### Directions for this task
Copy the lines of the listing from the line with "streaks xyxy=(155,538,518,1018)" up to and including the line with "y-tick-label: 200 xyxy=(71,1478,104,1500)", character for character.

### Task input

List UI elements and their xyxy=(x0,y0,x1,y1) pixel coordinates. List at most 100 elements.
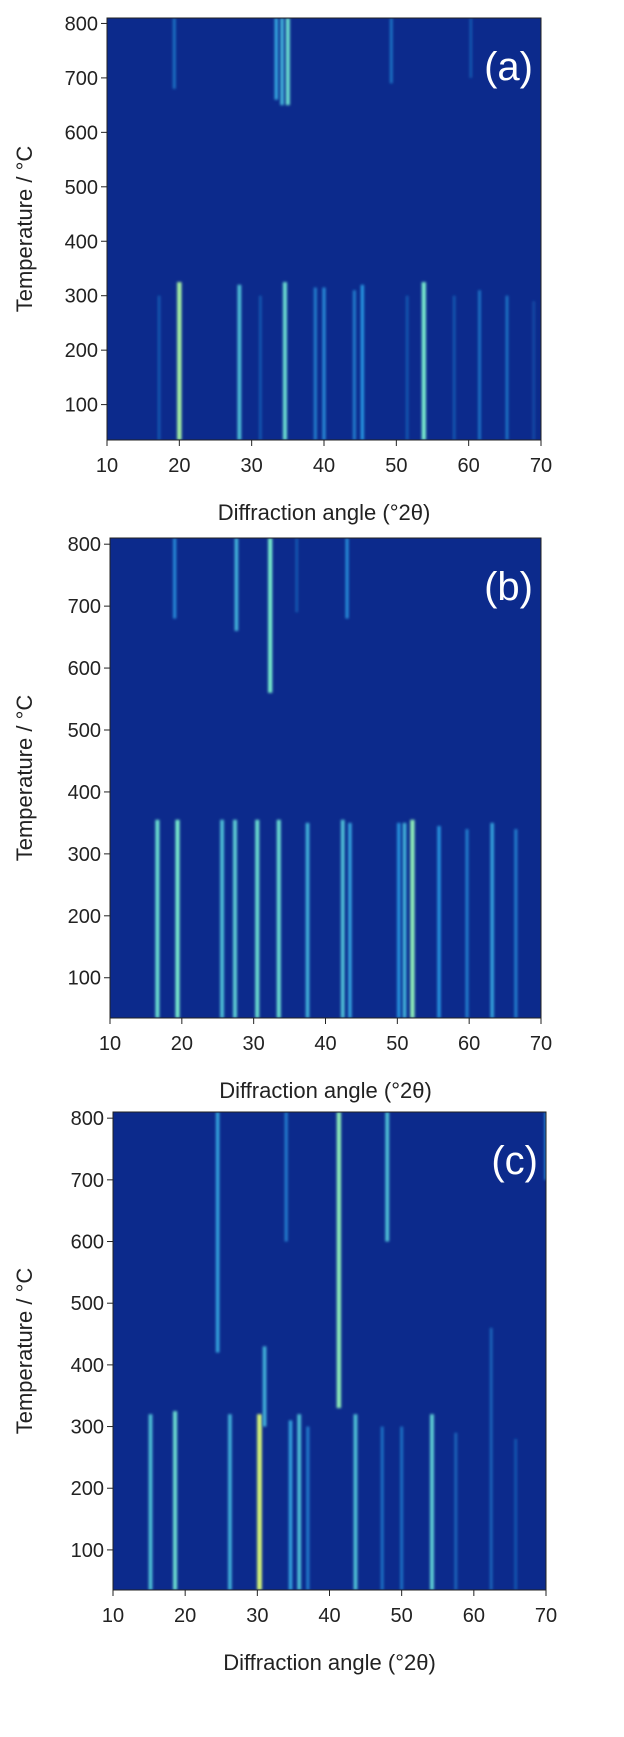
streaks xyxy=(155,538,518,1018)
panel-label: (b) xyxy=(484,565,533,609)
y-tick-label: 800 xyxy=(65,13,98,35)
peak-streak xyxy=(469,18,473,78)
y-tick-label: 500 xyxy=(65,177,98,199)
plot-background xyxy=(110,538,541,1018)
peak-streak xyxy=(313,287,317,440)
x-tick-label: 20 xyxy=(171,1033,193,1055)
peak-streak xyxy=(505,295,509,440)
y-tick-label: 100 xyxy=(68,968,101,990)
y-tick-label: 600 xyxy=(71,1232,104,1254)
peak-streak xyxy=(421,282,426,440)
panel-label: (c) xyxy=(491,1139,538,1183)
peak-streak xyxy=(465,829,469,1018)
plot-background xyxy=(113,1112,546,1590)
peak-streak xyxy=(255,819,260,1018)
peak-streak xyxy=(274,18,279,100)
peak-streak xyxy=(489,1327,493,1590)
peak-streak xyxy=(268,538,273,693)
peak-streak xyxy=(360,284,365,440)
y-tick-label: 800 xyxy=(68,534,101,556)
peak-streak xyxy=(380,1426,384,1590)
y-tick-label: 400 xyxy=(65,231,98,253)
x-tick-label: 70 xyxy=(530,1033,552,1055)
x-tick-label: 60 xyxy=(463,1605,485,1627)
x-tick-label: 50 xyxy=(391,1605,413,1627)
x-tick-label: 30 xyxy=(241,455,263,477)
peak-streak xyxy=(454,1432,458,1590)
x-tick-label: 10 xyxy=(96,455,118,477)
peak-streak xyxy=(220,819,224,1018)
peak-streak xyxy=(155,819,160,1018)
y-tick-label: 500 xyxy=(71,1293,104,1315)
x-axis-label: Diffraction angle (°2θ) xyxy=(219,1078,432,1103)
x-tick-label: 20 xyxy=(174,1605,196,1627)
peak-streak xyxy=(234,538,239,631)
peak-streak xyxy=(233,819,237,1018)
peak-streak xyxy=(514,829,518,1018)
y-tick-label: 200 xyxy=(71,1478,104,1500)
peak-streak xyxy=(490,822,494,1018)
peak-streak xyxy=(389,18,393,84)
peak-streak xyxy=(397,822,401,1018)
peak-streak xyxy=(297,1414,302,1590)
peak-streak xyxy=(305,822,310,1018)
peak-streak xyxy=(306,1426,310,1590)
peak-streak xyxy=(237,284,242,440)
peak-streak xyxy=(430,1414,434,1590)
peak-streak xyxy=(228,1414,232,1590)
peak-streak xyxy=(173,1411,178,1590)
y-axis-label: Temperature / °C xyxy=(12,695,37,862)
x-tick-label: 20 xyxy=(168,455,190,477)
peak-streak xyxy=(437,826,441,1018)
peak-streak xyxy=(452,295,456,440)
peak-streak xyxy=(215,1112,220,1353)
y-axis-label: Temperature / °C xyxy=(12,1268,37,1435)
peak-streak xyxy=(400,1426,404,1590)
peak-streak xyxy=(478,290,481,440)
peak-streak xyxy=(173,538,177,619)
y-tick-label: 400 xyxy=(71,1355,104,1377)
peak-streak xyxy=(157,295,161,440)
y-tick-label: 500 xyxy=(68,720,101,742)
peak-streak xyxy=(345,538,349,619)
panel: 10 20 30 40 50 60 70 100 200 300 400 500 600 700 800 Di… xyxy=(12,13,552,525)
y-tick-label: 800 xyxy=(71,1108,104,1130)
peak-streak xyxy=(288,1420,293,1590)
y-tick-label: 700 xyxy=(68,596,101,618)
peak-streak xyxy=(348,822,352,1018)
peak-streak xyxy=(385,1112,390,1242)
y-tick-label: 700 xyxy=(65,68,98,90)
x-tick-label: 70 xyxy=(530,455,552,477)
peak-streak xyxy=(295,538,299,613)
x-axis-label: Diffraction angle (°2θ) xyxy=(223,1650,436,1675)
x-tick-label: 10 xyxy=(99,1033,121,1055)
peak-streak xyxy=(262,1346,267,1427)
y-tick-label: 300 xyxy=(68,844,101,866)
streaks xyxy=(148,1112,546,1590)
peak-streak xyxy=(285,18,290,106)
x-tick-label: 40 xyxy=(313,455,335,477)
y-tick-label: 200 xyxy=(65,340,98,362)
y-tick-label: 600 xyxy=(65,122,98,144)
peak-streak xyxy=(402,822,407,1018)
peak-streak xyxy=(410,819,415,1018)
x-tick-label: 10 xyxy=(102,1605,124,1627)
peak-streak xyxy=(544,1112,546,1180)
y-axis-label: Temperature / °C xyxy=(12,146,37,313)
y-tick-label: 100 xyxy=(71,1540,104,1562)
peak-streak xyxy=(175,819,180,1018)
peak-streak xyxy=(336,1112,342,1409)
peak-streak xyxy=(276,819,281,1018)
peak-streak xyxy=(177,282,182,440)
peak-streak xyxy=(280,18,284,106)
x-tick-label: 40 xyxy=(318,1605,340,1627)
streaks xyxy=(157,18,535,440)
peak-streak xyxy=(514,1438,517,1590)
x-axis-label: Diffraction angle (°2θ) xyxy=(218,500,431,525)
y-tick-label: 100 xyxy=(65,395,98,417)
peak-streak xyxy=(282,282,287,440)
x-tick-label: 60 xyxy=(458,1033,480,1055)
y-tick-label: 300 xyxy=(65,286,98,308)
peak-streak xyxy=(352,290,356,440)
peak-streak xyxy=(532,301,535,440)
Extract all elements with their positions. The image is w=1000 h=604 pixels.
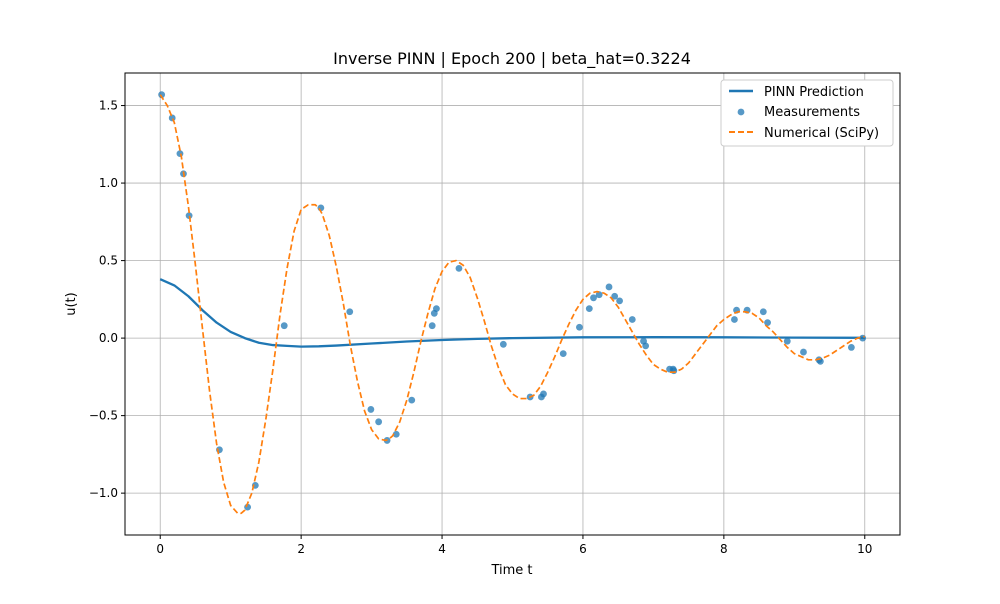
measurement-point xyxy=(346,308,354,316)
measurement-point xyxy=(428,322,436,330)
measurement-point xyxy=(499,340,507,348)
x-tick-label: 0 xyxy=(156,542,164,556)
measurement-point xyxy=(642,342,650,350)
legend-label-measurements: Measurements xyxy=(764,105,860,120)
measurement-point xyxy=(759,308,767,316)
measurement-point xyxy=(176,150,184,158)
measurement-point xyxy=(280,322,288,330)
measurement-point xyxy=(611,292,619,300)
measurement-point xyxy=(590,294,597,302)
measurement-point xyxy=(455,264,463,272)
y-tick-label: 1.5 xyxy=(99,99,118,113)
measurement-point xyxy=(433,305,440,313)
measurement-point xyxy=(392,430,400,438)
measurement-point xyxy=(408,396,416,404)
y-tick-label: 0.0 xyxy=(99,331,118,345)
measurement-point xyxy=(367,406,375,413)
pinn-prediction-line xyxy=(159,278,865,348)
x-tick-label: 6 xyxy=(579,542,587,556)
measurement-point xyxy=(576,323,583,331)
y-tick-label: 0.5 xyxy=(99,254,118,268)
legend-label-pinn: PINN Prediction xyxy=(764,85,864,100)
y-axis-label: u(t) xyxy=(64,292,79,315)
tick-layer: 0 2 4 6 8 10 −1.0 −0.5 0.0 0.5 1.0 1.5 xyxy=(89,99,873,556)
measurement-point xyxy=(375,418,383,426)
series-layer xyxy=(158,91,867,515)
measurement-point xyxy=(628,316,636,323)
legend: PINN Prediction Measurements Numerical (… xyxy=(720,79,894,147)
x-tick-label: 2 xyxy=(297,542,305,556)
grid-layer xyxy=(125,73,900,535)
legend-label-numerical: Numerical (SciPy) xyxy=(764,126,879,141)
measurement-point xyxy=(540,390,547,398)
y-tick-label: 1.0 xyxy=(99,176,118,190)
measurement-point xyxy=(731,316,738,323)
measurement-point xyxy=(800,348,807,356)
chart-title: Inverse PINN | Epoch 200 | beta_hat=0.32… xyxy=(333,49,691,69)
measurement-point xyxy=(605,283,613,291)
legend-swatch-measurements xyxy=(737,108,745,116)
measurement-point xyxy=(783,337,791,345)
measurement-point xyxy=(168,114,176,122)
legend-box xyxy=(720,79,894,147)
measurement-point xyxy=(595,291,603,299)
plot-frame xyxy=(124,72,901,536)
measurement-point xyxy=(847,344,855,351)
measurement-point xyxy=(185,212,193,220)
x-axis-label: Time t xyxy=(490,563,532,578)
y-tick-label: −0.5 xyxy=(89,409,118,423)
x-tick-label: 8 xyxy=(720,542,728,556)
measurement-point xyxy=(585,305,593,313)
numerical-scipy-line xyxy=(159,94,865,515)
measurement-point xyxy=(764,319,771,327)
measurement-point xyxy=(616,297,623,305)
x-tick-label: 4 xyxy=(438,542,446,556)
measurement-point xyxy=(559,350,567,358)
y-tick-label: −1.0 xyxy=(89,486,118,500)
x-tick-label: 10 xyxy=(857,542,872,556)
measurement-point xyxy=(158,91,166,99)
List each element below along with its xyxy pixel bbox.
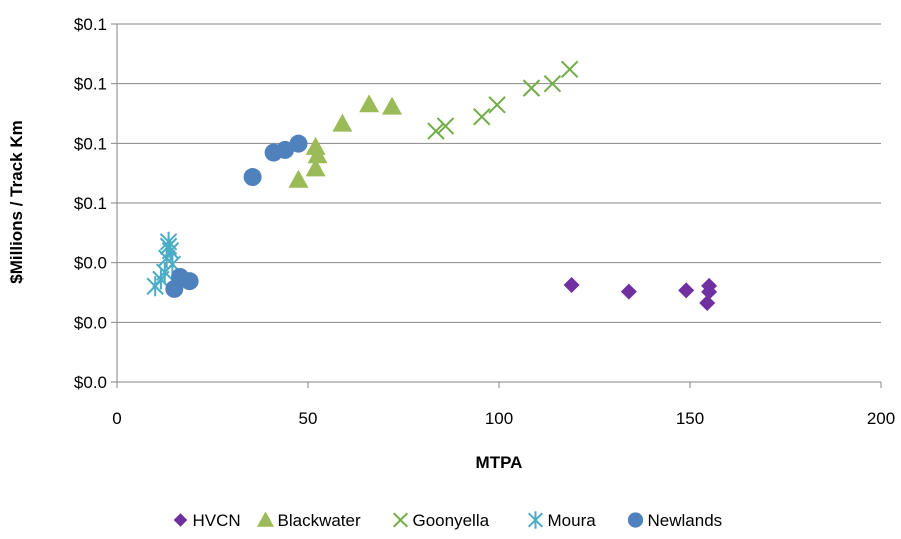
y-tick-labels: $0.0 $0.0 $0.0 $0.1 $0.1 $0.1 $0.1 [74, 15, 107, 392]
blackwater-point [288, 169, 309, 188]
y-tick-label: $0.0 [74, 313, 107, 332]
blackwater-point [359, 94, 380, 113]
legend-marker-hvcn [173, 513, 188, 527]
legend-marker-newlands [627, 512, 644, 528]
x-tick-label: 200 [867, 409, 895, 428]
goonyella-point [560, 60, 579, 79]
y-tick-label: $0.0 [74, 254, 107, 273]
legend-marker-goonyella [392, 512, 409, 528]
legend-item-moura: Moura [527, 511, 597, 530]
goonyella-point [522, 79, 541, 97]
y-tick-label: $0.1 [74, 194, 107, 213]
blackwater-point [305, 158, 326, 177]
legend-label: Moura [548, 511, 597, 530]
newlands-point [243, 168, 262, 187]
hvcn-point [563, 277, 580, 294]
axes [111, 23, 882, 388]
x-tick-label: 0 [112, 409, 121, 428]
y-tick-label: $0.0 [74, 373, 107, 392]
hvcn-point [699, 294, 716, 311]
blackwater-point [332, 113, 353, 132]
goonyella-point [436, 117, 455, 135]
legend-item-goonyella: Goonyella [392, 511, 490, 530]
legend-label: Blackwater [278, 511, 361, 530]
goonyella-point [473, 108, 491, 126]
goonyella-point [543, 74, 562, 93]
legend-label: Newlands [648, 511, 723, 530]
x-tick-label: 150 [676, 409, 704, 428]
data-points [146, 60, 718, 311]
hvcn-point [678, 282, 695, 299]
blackwater-point [307, 145, 328, 164]
hvcn-point [620, 283, 637, 300]
legend-marker-moura [527, 511, 544, 529]
legend-item-blackwater: Blackwater [257, 511, 361, 530]
x-tick-label: 100 [485, 409, 513, 428]
x-axis-title: MTPA [476, 453, 523, 472]
goonyella-point [427, 122, 445, 140]
y-tick-label: $0.1 [74, 134, 107, 153]
x-tick-labels: 0 50 100 150 200 [112, 409, 895, 428]
y-tick-label: $0.1 [74, 75, 107, 94]
x-tick-label: 50 [299, 409, 318, 428]
legend-label: HVCN [193, 511, 241, 530]
blackwater-point [305, 136, 326, 155]
hvcn-point [701, 283, 718, 300]
goonyella-point [488, 96, 506, 114]
moura-point [159, 236, 178, 257]
newlands-point [289, 134, 308, 153]
legend-marker-blackwater [257, 511, 274, 527]
legend-label: Goonyella [413, 511, 490, 530]
newlands-point [276, 140, 295, 159]
y-axis-title: $Millions / Track Km [7, 120, 26, 283]
gridlines [117, 23, 881, 323]
legend: HVCN Blackwater Goonyella Moura Newlands [173, 511, 723, 530]
newlands-point [180, 272, 199, 291]
legend-item-newlands: Newlands [627, 511, 723, 530]
legend-item-hvcn: HVCN [173, 511, 241, 530]
blackwater-point [382, 96, 403, 115]
y-tick-label: $0.1 [74, 15, 107, 34]
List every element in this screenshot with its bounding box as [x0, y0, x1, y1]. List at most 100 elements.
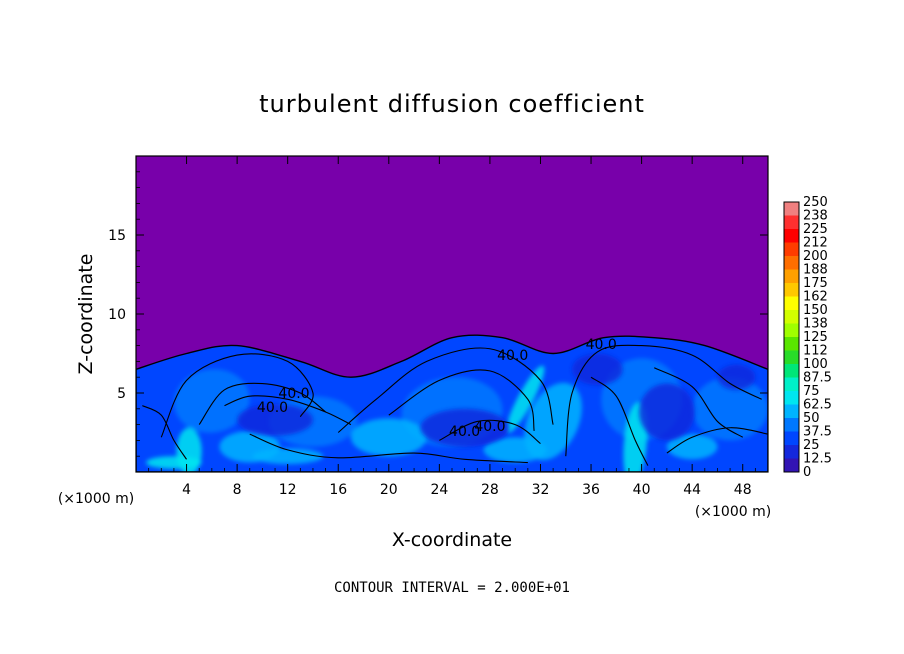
colorbar-label: 0 [803, 465, 811, 480]
x-tick-label: 32 [532, 482, 550, 498]
colorbar-label: 250 [803, 195, 828, 210]
x-axis-label: X-coordinate [392, 529, 512, 551]
contour-label: 40.0 [474, 419, 505, 435]
colorbar-label: 225 [803, 222, 828, 237]
contour-line [249, 433, 528, 464]
contour-line [653, 367, 744, 438]
contour-lines [136, 334, 768, 472]
colorbar-swatch [784, 431, 799, 446]
colorbar-label: 175 [803, 276, 828, 291]
field-patch [146, 456, 202, 469]
contour-line [666, 427, 768, 454]
contour-line [142, 405, 188, 460]
colorbar-swatch [784, 418, 799, 432]
field-patch [420, 408, 509, 447]
colorbar-swatch [784, 229, 799, 243]
colorbar-label: 12.5 [803, 452, 832, 467]
colorbar-label: 100 [803, 357, 828, 372]
colorbar-swatch [784, 202, 799, 216]
colorbar-swatch [784, 310, 799, 324]
colorbar-swatch [784, 269, 799, 284]
colorbar-label: 87.5 [803, 371, 832, 386]
field-patch [483, 437, 547, 463]
field-patch [350, 418, 427, 457]
contour-line [590, 376, 649, 466]
contour-line [136, 334, 768, 472]
field-patch [252, 448, 324, 465]
contour-label: 40.0 [586, 337, 617, 353]
colorbar-label: 75 [803, 384, 820, 399]
x-tick-label: 28 [481, 482, 499, 498]
field-patch [506, 365, 545, 433]
colorbar-label: 37.5 [803, 425, 832, 440]
x-tick-label: 8 [233, 482, 242, 498]
x-tick-label: 44 [683, 482, 701, 498]
colorbar-swatch [784, 404, 799, 419]
colorbar-swatch [784, 445, 799, 459]
chart-title: turbulent diffusion coefficient [259, 90, 645, 118]
contour-line [565, 344, 762, 457]
contour-line [224, 395, 352, 426]
contour-label: 40.0 [278, 386, 309, 402]
colorbar-label: 200 [803, 249, 828, 264]
colorbar-frame [783, 201, 800, 473]
colorbar-swatch [784, 242, 799, 257]
field-patch [639, 383, 695, 441]
contour-labels: 40.040.040.040.040.040.0 [257, 337, 617, 440]
contour-line [388, 369, 535, 432]
turbulence-field [136, 335, 768, 472]
colorbar-swatch [784, 215, 799, 230]
colorbar-label: 188 [803, 263, 828, 278]
colorbar-label: 50 [803, 411, 820, 426]
contour-interval-note: CONTOUR INTERVAL = 2.000E+01 [334, 580, 570, 596]
x-tick-label: 40 [633, 482, 651, 498]
y-tick-label: 15 [108, 228, 126, 244]
colorbar-label: 150 [803, 303, 828, 318]
field-patch [174, 369, 250, 433]
colorbar-label: 212 [803, 236, 828, 251]
x-tick-label: 36 [582, 482, 600, 498]
colorbar-swatch [784, 350, 799, 365]
field-patch [572, 353, 623, 386]
field-texture-dark [237, 353, 756, 447]
field-patch [524, 382, 582, 461]
x-axis-ticks: 4 8 12 16 20 24 28 32 36 40 44 48 [148, 156, 756, 498]
x-unit-left: (×1000 m) [58, 491, 134, 507]
y-tick-label: 5 [117, 386, 126, 402]
colorbar-label: 112 [803, 344, 828, 359]
colorbar-swatch [784, 283, 799, 297]
colorbar-label: 238 [803, 209, 828, 224]
colorbar-label: 125 [803, 330, 828, 345]
y-axis-label: Z-coordinate [75, 254, 97, 375]
colorbar-label: 25 [803, 438, 820, 453]
colorbar-label: 138 [803, 317, 828, 332]
contour-line [439, 419, 541, 444]
x-tick-label: 12 [279, 482, 297, 498]
contour-label: 40.0 [257, 400, 288, 416]
y-tick-label: 10 [108, 307, 126, 323]
colorbar-label: 162 [803, 290, 828, 305]
colorbar-swatch [784, 256, 799, 270]
contour-line [160, 353, 314, 438]
x-tick-label: 24 [430, 482, 448, 498]
x-tick-label: 16 [329, 482, 347, 498]
x-unit-right: (×1000 m) [695, 504, 771, 520]
contour-label: 40.0 [449, 424, 480, 440]
colorbar-swatch [784, 458, 799, 473]
field-patch [717, 364, 756, 390]
contour-line [198, 382, 326, 425]
x-tick-label: 48 [734, 482, 752, 498]
x-tick-label: 20 [380, 482, 398, 498]
plot-area: 40.040.040.040.040.040.0 4 8 12 16 20 24 28 32 3… [108, 155, 769, 498]
colorbar-label: 62.5 [803, 398, 832, 413]
colorbar-swatch [784, 323, 799, 338]
y-axis-ticks: 5 10 15 [108, 171, 768, 457]
colorbar-swatch [784, 296, 799, 311]
contour-line [337, 347, 554, 433]
colorbar-swatch [784, 391, 799, 405]
field-patch [666, 434, 718, 460]
colorbar-swatch [784, 377, 799, 392]
contour-label: 40.0 [497, 348, 528, 364]
colorbar: 2502382252122001881751621501381251121008… [783, 195, 832, 480]
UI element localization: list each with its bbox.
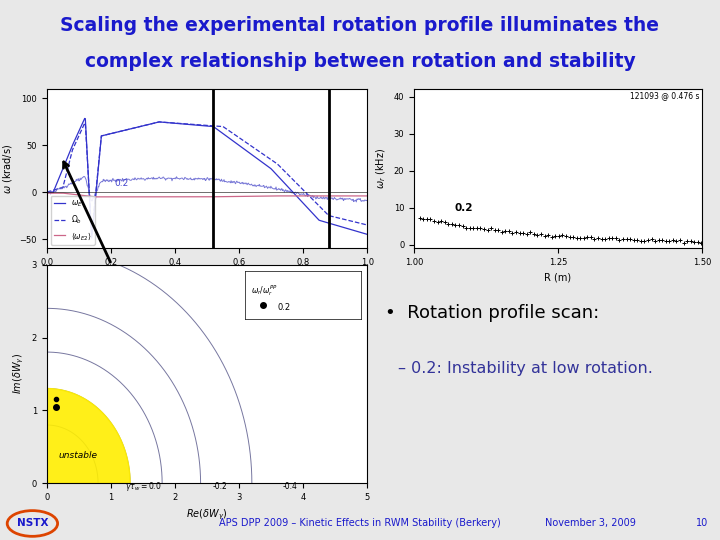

### Response to the task
streaks xyxy=(155,538,518,1018)
panel-label: (b) xyxy=(484,565,533,609)
y-tick-label: 800 xyxy=(65,13,98,35)
peak-streak xyxy=(469,18,473,78)
y-tick-label: 500 xyxy=(65,177,98,199)
plot-background xyxy=(110,538,541,1018)
peak-streak xyxy=(313,287,317,440)
x-tick-label: 20 xyxy=(171,1033,193,1055)
peak-streak xyxy=(505,295,509,440)
y-tick-label: 100 xyxy=(68,968,101,990)
y-tick-label: 600 xyxy=(71,1232,104,1254)
peak-streak xyxy=(421,282,426,440)
panel-label: (c) xyxy=(491,1139,538,1183)
peak-streak xyxy=(465,829,469,1018)
plot-background xyxy=(113,1112,546,1590)
peak-streak xyxy=(255,819,260,1018)
peak-streak xyxy=(274,18,279,100)
peak-streak xyxy=(489,1327,493,1590)
peak-streak xyxy=(268,538,273,693)
peak-streak xyxy=(360,284,365,440)
y-tick-label: 800 xyxy=(68,534,101,556)
peak-streak xyxy=(380,1426,384,1590)
y-tick-label: 400 xyxy=(65,231,98,253)
x-tick-label: 70 xyxy=(530,1033,552,1055)
x-tick-label: 60 xyxy=(463,1605,485,1627)
x-tick-label: 50 xyxy=(391,1605,413,1627)
x-tick-label: 30 xyxy=(241,455,263,477)
peak-streak xyxy=(454,1432,458,1590)
x-tick-label: 10 xyxy=(96,455,118,477)
peak-streak xyxy=(220,819,224,1018)
peak-streak xyxy=(155,819,160,1018)
y-tick-label: 500 xyxy=(71,1293,104,1315)
x-axis-label: Diffraction angle (°2θ) xyxy=(219,1078,432,1103)
x-tick-label: 20 xyxy=(174,1605,196,1627)
peak-streak xyxy=(234,538,239,631)
peak-streak xyxy=(233,819,237,1018)
peak-streak xyxy=(514,829,518,1018)
y-tick-label: 200 xyxy=(71,1478,104,1500)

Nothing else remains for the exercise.